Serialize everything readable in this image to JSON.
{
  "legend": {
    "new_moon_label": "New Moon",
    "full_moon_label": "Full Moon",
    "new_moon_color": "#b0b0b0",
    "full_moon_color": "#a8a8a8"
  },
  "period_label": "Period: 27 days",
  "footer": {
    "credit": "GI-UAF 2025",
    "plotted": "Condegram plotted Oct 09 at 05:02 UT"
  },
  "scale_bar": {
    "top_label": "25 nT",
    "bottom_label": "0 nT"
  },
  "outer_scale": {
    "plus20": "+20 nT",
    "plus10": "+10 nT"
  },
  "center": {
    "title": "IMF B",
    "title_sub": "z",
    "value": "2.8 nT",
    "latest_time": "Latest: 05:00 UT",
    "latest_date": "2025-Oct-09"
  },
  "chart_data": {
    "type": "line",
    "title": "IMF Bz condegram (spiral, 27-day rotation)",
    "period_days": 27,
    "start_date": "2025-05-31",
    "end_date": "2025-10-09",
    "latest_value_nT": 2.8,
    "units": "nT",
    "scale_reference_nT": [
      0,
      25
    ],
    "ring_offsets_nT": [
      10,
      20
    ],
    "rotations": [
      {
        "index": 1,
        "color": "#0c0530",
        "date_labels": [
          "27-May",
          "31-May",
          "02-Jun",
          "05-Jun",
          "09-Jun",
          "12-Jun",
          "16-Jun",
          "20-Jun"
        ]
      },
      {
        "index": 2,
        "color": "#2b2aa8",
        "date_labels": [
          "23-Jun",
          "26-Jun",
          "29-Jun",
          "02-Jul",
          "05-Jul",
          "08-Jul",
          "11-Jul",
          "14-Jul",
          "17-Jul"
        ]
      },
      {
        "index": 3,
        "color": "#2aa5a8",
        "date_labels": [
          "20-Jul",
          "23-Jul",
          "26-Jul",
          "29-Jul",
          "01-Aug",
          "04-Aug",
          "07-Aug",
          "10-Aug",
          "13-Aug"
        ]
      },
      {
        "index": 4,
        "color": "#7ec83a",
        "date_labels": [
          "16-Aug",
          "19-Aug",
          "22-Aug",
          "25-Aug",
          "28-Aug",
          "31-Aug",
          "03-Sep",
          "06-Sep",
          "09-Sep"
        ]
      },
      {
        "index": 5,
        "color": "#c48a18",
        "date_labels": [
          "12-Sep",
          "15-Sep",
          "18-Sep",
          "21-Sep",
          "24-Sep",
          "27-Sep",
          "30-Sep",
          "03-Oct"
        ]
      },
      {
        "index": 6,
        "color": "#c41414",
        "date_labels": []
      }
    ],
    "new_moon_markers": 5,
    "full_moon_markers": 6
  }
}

Aim of the exercise :: Extract the whole listing, character for character.

Solution for this task ::
Serialize everything readable in this image to JSON.
{
  "legend": {
    "new_moon_label": "New Moon",
    "full_moon_label": "Full Moon",
    "new_moon_color": "#b0b0b0",
    "full_moon_color": "#a8a8a8"
  },
  "period_label": "Period: 27 days",
  "footer": {
    "credit": "GI-UAF 2025",
    "plotted": "Condegram plotted Oct 09 at 05:02 UT"
  },
  "scale_bar": {
    "top_label": "25 nT",
    "bottom_label": "0 nT"
  },
  "outer_scale": {
    "plus20": "+20 nT",
    "plus10": "+10 nT"
  },
  "center": {
    "title": "IMF B",
    "title_sub": "z",
    "value": "2.8 nT",
    "latest_time": "Latest: 05:00 UT",
    "latest_date": "2025-Oct-09"
  },
  "chart_data": {
    "type": "line",
    "title": "IMF Bz condegram (spiral, 27-day rotation)",
    "period_days": 27,
    "start_date": "2025-05-31",
    "end_date": "2025-10-09",
    "latest_value_nT": 2.8,
    "units": "nT",
    "scale_reference_nT": [
      0,
      25
    ],
    "ring_offsets_nT": [
      10,
      20
    ],
    "rotations": [
      {
        "index": 1,
        "color": "#0c0530",
        "date_labels": [
          "27-May",
          "31-May",
          "02-Jun",
          "05-Jun",
          "09-Jun",
          "12-Jun",
          "16-Jun",
          "20-Jun"
        ]
      },
      {
        "index": 2,
        "color": "#2b2aa8",
        "date_labels": [
          "23-Jun",
          "26-Jun",
          "29-Jun",
          "02-Jul",
          "05-Jul",
          "08-Jul",
          "11-Jul",
          "14-Jul",
          "17-Jul"
        ]
      },
      {
        "index": 3,
        "color": "#2aa5a8",
        "date_labels": [
          "20-Jul",
          "23-Jul",
          "26-Jul",
          "29-Jul",
          "01-Aug",
          "04-Aug",
          "07-Aug",
          "10-Aug",
          "13-Aug"
        ]
      },
      {
        "index": 4,
        "color": "#7ec83a",
        "date_labels": [
          "16-Aug",
          "19-Aug",
          "22-Aug",
          "25-Aug",
          "28-Aug",
          "31-Aug",
          "03-Sep",
          "06-Sep",
          "09-Sep"
        ]
      },
      {
        "index": 5,
        "color": "#c48a18",
        "date_labels": [
          "12-Sep",
          "15-Sep",
          "18-Sep",
          "21-Sep",
          "24-Sep",
          "27-Sep",
          "30-Sep",
          "03-Oct"
        ]
      },
      {
        "index": 6,
        "color": "#c41414",
        "date_labels": []
      }
    ],
    "new_moon_markers": 5,
    "full_moon_markers": 6
  }
}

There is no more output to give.